— Start Excerpted records —

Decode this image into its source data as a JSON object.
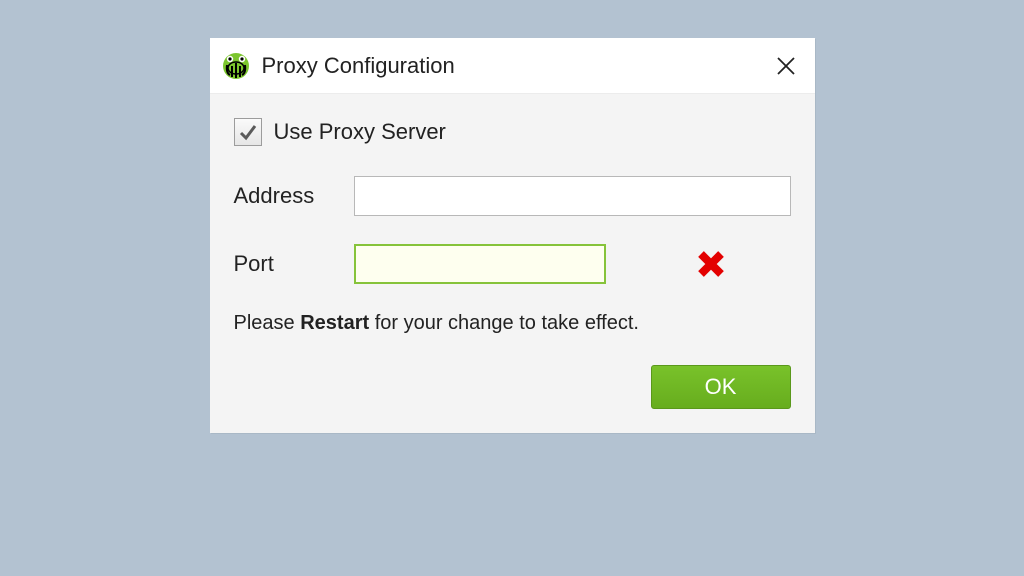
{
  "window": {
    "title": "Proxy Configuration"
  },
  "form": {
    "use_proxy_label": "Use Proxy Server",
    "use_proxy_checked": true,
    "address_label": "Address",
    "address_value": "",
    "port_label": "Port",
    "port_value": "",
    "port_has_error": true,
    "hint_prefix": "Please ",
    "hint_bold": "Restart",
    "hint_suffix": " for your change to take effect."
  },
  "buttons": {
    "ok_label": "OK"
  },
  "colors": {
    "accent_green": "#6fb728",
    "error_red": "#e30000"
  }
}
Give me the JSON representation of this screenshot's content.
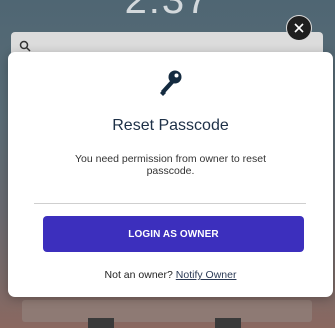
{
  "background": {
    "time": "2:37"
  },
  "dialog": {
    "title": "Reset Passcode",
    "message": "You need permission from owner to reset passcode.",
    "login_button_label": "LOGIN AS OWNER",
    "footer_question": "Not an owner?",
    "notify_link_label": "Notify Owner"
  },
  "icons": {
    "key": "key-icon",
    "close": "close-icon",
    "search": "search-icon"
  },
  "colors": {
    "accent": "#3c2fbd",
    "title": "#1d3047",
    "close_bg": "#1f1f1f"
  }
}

— End Excerpted records —

** What to do **
Count the lines in the entries that hold the word "JSON", and give nothing but the total.

** Output of the task **
2